## YOUR GOAL
Please edit the material below so that every "line-number" becomes "row-number", with everything else left as it is.

## GIVEN RECORDS

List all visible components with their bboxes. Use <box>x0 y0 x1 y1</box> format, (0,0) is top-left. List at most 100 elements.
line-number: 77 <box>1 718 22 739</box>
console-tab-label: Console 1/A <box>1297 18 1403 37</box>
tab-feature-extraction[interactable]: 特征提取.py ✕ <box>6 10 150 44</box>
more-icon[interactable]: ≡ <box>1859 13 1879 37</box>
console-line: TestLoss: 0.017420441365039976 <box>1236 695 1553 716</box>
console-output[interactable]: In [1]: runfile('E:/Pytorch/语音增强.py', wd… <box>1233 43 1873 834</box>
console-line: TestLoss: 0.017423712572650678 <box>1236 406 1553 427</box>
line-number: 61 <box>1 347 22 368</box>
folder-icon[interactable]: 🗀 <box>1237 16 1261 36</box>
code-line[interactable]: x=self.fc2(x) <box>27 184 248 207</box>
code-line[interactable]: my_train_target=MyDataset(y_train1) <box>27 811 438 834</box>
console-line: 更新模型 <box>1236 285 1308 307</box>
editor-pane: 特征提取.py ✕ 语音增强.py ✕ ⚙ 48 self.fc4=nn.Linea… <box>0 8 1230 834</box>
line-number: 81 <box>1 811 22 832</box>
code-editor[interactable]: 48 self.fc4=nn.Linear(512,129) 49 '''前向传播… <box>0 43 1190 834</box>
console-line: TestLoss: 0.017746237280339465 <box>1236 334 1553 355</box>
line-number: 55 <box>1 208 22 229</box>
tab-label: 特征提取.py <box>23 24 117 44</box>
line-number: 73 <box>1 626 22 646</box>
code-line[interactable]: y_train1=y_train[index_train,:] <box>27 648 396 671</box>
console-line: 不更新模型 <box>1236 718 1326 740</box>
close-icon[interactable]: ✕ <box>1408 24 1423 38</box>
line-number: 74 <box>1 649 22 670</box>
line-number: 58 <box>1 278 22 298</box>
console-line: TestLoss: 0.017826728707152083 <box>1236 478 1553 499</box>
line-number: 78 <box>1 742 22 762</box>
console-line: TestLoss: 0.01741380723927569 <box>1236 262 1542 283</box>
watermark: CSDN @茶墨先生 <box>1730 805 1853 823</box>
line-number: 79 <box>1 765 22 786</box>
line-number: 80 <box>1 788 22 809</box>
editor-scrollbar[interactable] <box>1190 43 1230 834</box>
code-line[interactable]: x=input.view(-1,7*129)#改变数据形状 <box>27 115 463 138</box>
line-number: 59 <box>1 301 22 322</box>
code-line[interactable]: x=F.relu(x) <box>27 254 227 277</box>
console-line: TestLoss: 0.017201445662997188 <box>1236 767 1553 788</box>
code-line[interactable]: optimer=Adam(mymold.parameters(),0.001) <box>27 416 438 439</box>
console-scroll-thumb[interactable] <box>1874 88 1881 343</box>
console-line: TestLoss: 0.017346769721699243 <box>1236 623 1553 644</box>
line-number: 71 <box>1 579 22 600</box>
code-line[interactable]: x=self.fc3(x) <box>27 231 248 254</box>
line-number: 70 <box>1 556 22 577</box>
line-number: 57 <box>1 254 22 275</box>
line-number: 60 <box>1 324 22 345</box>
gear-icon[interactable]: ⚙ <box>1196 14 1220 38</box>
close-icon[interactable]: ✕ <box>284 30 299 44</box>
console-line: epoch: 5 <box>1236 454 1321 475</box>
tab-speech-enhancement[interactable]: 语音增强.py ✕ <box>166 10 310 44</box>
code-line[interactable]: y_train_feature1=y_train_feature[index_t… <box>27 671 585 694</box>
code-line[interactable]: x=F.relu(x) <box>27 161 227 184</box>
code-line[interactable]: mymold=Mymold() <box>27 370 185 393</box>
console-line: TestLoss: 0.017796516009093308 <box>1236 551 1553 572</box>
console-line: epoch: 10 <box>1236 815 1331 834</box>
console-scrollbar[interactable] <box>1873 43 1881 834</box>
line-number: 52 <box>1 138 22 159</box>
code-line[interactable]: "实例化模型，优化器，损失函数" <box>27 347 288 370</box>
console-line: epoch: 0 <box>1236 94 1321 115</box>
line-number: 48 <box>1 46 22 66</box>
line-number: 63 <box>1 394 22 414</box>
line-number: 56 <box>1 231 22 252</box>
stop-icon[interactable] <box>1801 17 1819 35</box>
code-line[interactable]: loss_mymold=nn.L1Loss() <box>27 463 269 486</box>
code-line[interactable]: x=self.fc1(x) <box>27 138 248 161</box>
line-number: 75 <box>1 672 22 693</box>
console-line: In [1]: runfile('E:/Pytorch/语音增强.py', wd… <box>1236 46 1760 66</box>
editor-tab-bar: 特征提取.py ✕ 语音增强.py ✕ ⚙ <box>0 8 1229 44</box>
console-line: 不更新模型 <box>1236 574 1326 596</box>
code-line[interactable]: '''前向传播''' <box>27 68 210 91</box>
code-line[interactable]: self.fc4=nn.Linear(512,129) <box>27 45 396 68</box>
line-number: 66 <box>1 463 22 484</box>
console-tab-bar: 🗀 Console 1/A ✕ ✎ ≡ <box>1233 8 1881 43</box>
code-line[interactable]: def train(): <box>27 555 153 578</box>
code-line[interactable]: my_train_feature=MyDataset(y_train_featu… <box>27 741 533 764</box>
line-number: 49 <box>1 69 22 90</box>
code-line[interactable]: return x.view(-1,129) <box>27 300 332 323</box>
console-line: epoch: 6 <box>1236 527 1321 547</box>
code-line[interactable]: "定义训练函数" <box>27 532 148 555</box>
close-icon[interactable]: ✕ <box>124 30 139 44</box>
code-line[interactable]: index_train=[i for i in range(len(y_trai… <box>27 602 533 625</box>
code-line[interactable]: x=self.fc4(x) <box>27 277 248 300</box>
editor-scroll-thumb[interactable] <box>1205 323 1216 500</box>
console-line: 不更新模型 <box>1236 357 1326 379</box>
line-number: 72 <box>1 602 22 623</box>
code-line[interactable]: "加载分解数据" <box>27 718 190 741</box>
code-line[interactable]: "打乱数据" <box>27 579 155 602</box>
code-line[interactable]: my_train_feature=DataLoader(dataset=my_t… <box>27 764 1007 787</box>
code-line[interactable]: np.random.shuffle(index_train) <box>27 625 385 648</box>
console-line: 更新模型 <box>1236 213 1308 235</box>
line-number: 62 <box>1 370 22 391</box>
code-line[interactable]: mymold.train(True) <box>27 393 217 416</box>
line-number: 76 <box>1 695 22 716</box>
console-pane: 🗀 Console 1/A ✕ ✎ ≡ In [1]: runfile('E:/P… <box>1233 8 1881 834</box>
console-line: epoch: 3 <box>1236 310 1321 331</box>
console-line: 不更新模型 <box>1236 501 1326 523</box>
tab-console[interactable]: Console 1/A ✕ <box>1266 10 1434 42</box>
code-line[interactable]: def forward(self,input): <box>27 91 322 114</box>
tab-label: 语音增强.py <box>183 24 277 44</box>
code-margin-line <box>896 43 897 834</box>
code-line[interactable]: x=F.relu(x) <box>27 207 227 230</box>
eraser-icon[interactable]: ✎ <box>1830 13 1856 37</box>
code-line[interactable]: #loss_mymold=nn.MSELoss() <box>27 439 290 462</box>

## RESULT
List all visible components with their bboxes. Use <box>x0 y0 x1 y1</box> format, (0,0) is top-left. List at most 100 elements.
row-number: 77 <box>1 718 22 739</box>
console-tab-label: Console 1/A <box>1297 18 1403 37</box>
tab-feature-extraction[interactable]: 特征提取.py ✕ <box>6 10 150 44</box>
more-icon[interactable]: ≡ <box>1859 13 1879 37</box>
console-line: TestLoss: 0.017420441365039976 <box>1236 695 1553 716</box>
console-output[interactable]: In [1]: runfile('E:/Pytorch/语音增强.py', wd… <box>1233 43 1873 834</box>
console-line: TestLoss: 0.017423712572650678 <box>1236 406 1553 427</box>
row-number: 61 <box>1 347 22 368</box>
folder-icon[interactable]: 🗀 <box>1237 16 1261 36</box>
code-line[interactable]: x=self.fc2(x) <box>27 184 248 207</box>
code-line[interactable]: my_train_target=MyDataset(y_train1) <box>27 811 438 834</box>
console-line: 更新模型 <box>1236 285 1308 307</box>
editor-pane: 特征提取.py ✕ 语音增强.py ✕ ⚙ 48 self.fc4=nn.Linea… <box>0 8 1230 834</box>
row-number: 81 <box>1 811 22 832</box>
code-editor[interactable]: 48 self.fc4=nn.Linear(512,129) 49 '''前向传播… <box>0 43 1190 834</box>
console-line: TestLoss: 0.017746237280339465 <box>1236 334 1553 355</box>
row-number: 55 <box>1 208 22 229</box>
tab-label: 特征提取.py <box>23 24 117 44</box>
row-number: 73 <box>1 626 22 646</box>
code-line[interactable]: y_train1=y_train[index_train,:] <box>27 648 396 671</box>
console-line: 不更新模型 <box>1236 718 1326 740</box>
close-icon[interactable]: ✕ <box>1408 24 1423 38</box>
row-number: 74 <box>1 649 22 670</box>
row-number: 58 <box>1 278 22 298</box>
console-line: TestLoss: 0.017826728707152083 <box>1236 478 1553 499</box>
row-number: 78 <box>1 742 22 762</box>
console-line: TestLoss: 0.01741380723927569 <box>1236 262 1542 283</box>
watermark: CSDN @茶墨先生 <box>1730 805 1853 823</box>
row-number: 79 <box>1 765 22 786</box>
row-number: 80 <box>1 788 22 809</box>
editor-scrollbar[interactable] <box>1190 43 1230 834</box>
code-line[interactable]: x=input.view(-1,7*129)#改变数据形状 <box>27 115 463 138</box>
row-number: 59 <box>1 301 22 322</box>
code-line[interactable]: x=F.relu(x) <box>27 254 227 277</box>
console-line: TestLoss: 0.017201445662997188 <box>1236 767 1553 788</box>
code-line[interactable]: optimer=Adam(mymold.parameters(),0.001) <box>27 416 438 439</box>
console-scroll-thumb[interactable] <box>1874 88 1881 343</box>
console-line: TestLoss: 0.017346769721699243 <box>1236 623 1553 644</box>
row-number: 71 <box>1 579 22 600</box>
code-line[interactable]: x=self.fc3(x) <box>27 231 248 254</box>
row-number: 70 <box>1 556 22 577</box>
row-number: 57 <box>1 254 22 275</box>
row-number: 60 <box>1 324 22 345</box>
gear-icon[interactable]: ⚙ <box>1196 14 1220 38</box>
close-icon[interactable]: ✕ <box>284 30 299 44</box>
console-line: epoch: 5 <box>1236 454 1321 475</box>
tab-speech-enhancement[interactable]: 语音增强.py ✕ <box>166 10 310 44</box>
code-line[interactable]: y_train_feature1=y_train_feature[index_t… <box>27 671 585 694</box>
code-line[interactable]: x=F.relu(x) <box>27 161 227 184</box>
code-line[interactable]: mymold=Mymold() <box>27 370 185 393</box>
console-line: TestLoss: 0.017796516009093308 <box>1236 551 1553 572</box>
console-line: epoch: 10 <box>1236 815 1331 834</box>
console-scrollbar[interactable] <box>1873 43 1881 834</box>
row-number: 52 <box>1 138 22 159</box>
code-line[interactable]: "实例化模型，优化器，损失函数" <box>27 347 288 370</box>
console-line: epoch: 0 <box>1236 94 1321 115</box>
row-number: 48 <box>1 46 22 66</box>
row-number: 63 <box>1 394 22 414</box>
row-number: 56 <box>1 231 22 252</box>
stop-icon[interactable] <box>1801 17 1819 35</box>
code-line[interactable]: loss_mymold=nn.L1Loss() <box>27 463 269 486</box>
code-line[interactable]: x=self.fc1(x) <box>27 138 248 161</box>
row-number: 75 <box>1 672 22 693</box>
console-line: In [1]: runfile('E:/Pytorch/语音增强.py', wd… <box>1236 46 1760 66</box>
editor-tab-bar: 特征提取.py ✕ 语音增强.py ✕ ⚙ <box>0 8 1229 44</box>
console-line: 不更新模型 <box>1236 574 1326 596</box>
code-line[interactable]: '''前向传播''' <box>27 68 210 91</box>
code-line[interactable]: self.fc4=nn.Linear(512,129) <box>27 45 396 68</box>
row-number: 66 <box>1 463 22 484</box>
console-tab-bar: 🗀 Console 1/A ✕ ✎ ≡ <box>1233 8 1881 43</box>
code-line[interactable]: def train(): <box>27 555 153 578</box>
code-line[interactable]: my_train_feature=MyDataset(y_train_featu… <box>27 741 533 764</box>
row-number: 49 <box>1 69 22 90</box>
code-line[interactable]: return x.view(-1,129) <box>27 300 332 323</box>
console-line: epoch: 6 <box>1236 527 1321 547</box>
code-line[interactable]: "定义训练函数" <box>27 532 148 555</box>
close-icon[interactable]: ✕ <box>124 30 139 44</box>
code-line[interactable]: index_train=[i for i in range(len(y_trai… <box>27 602 533 625</box>
code-line[interactable]: x=self.fc4(x) <box>27 277 248 300</box>
editor-scroll-thumb[interactable] <box>1205 323 1216 500</box>
console-line: 不更新模型 <box>1236 357 1326 379</box>
row-number: 72 <box>1 602 22 623</box>
code-line[interactable]: "加载分解数据" <box>27 718 190 741</box>
code-line[interactable]: "打乱数据" <box>27 579 155 602</box>
code-line[interactable]: my_train_feature=DataLoader(dataset=my_t… <box>27 764 1007 787</box>
code-line[interactable]: np.random.shuffle(index_train) <box>27 625 385 648</box>
console-line: 更新模型 <box>1236 213 1308 235</box>
row-number: 62 <box>1 370 22 391</box>
code-line[interactable]: mymold.train(True) <box>27 393 217 416</box>
row-number: 76 <box>1 695 22 716</box>
console-pane: 🗀 Console 1/A ✕ ✎ ≡ In [1]: runfile('E:/P… <box>1233 8 1881 834</box>
console-line: epoch: 3 <box>1236 310 1321 331</box>
console-line: 不更新模型 <box>1236 501 1326 523</box>
tab-console[interactable]: Console 1/A ✕ <box>1266 10 1434 42</box>
code-line[interactable]: def forward(self,input): <box>27 91 322 114</box>
tab-label: 语音增强.py <box>183 24 277 44</box>
code-margin-line <box>896 43 897 834</box>
code-line[interactable]: x=F.relu(x) <box>27 207 227 230</box>
eraser-icon[interactable]: ✎ <box>1830 13 1856 37</box>
code-line[interactable]: #loss_mymold=nn.MSELoss() <box>27 439 290 462</box>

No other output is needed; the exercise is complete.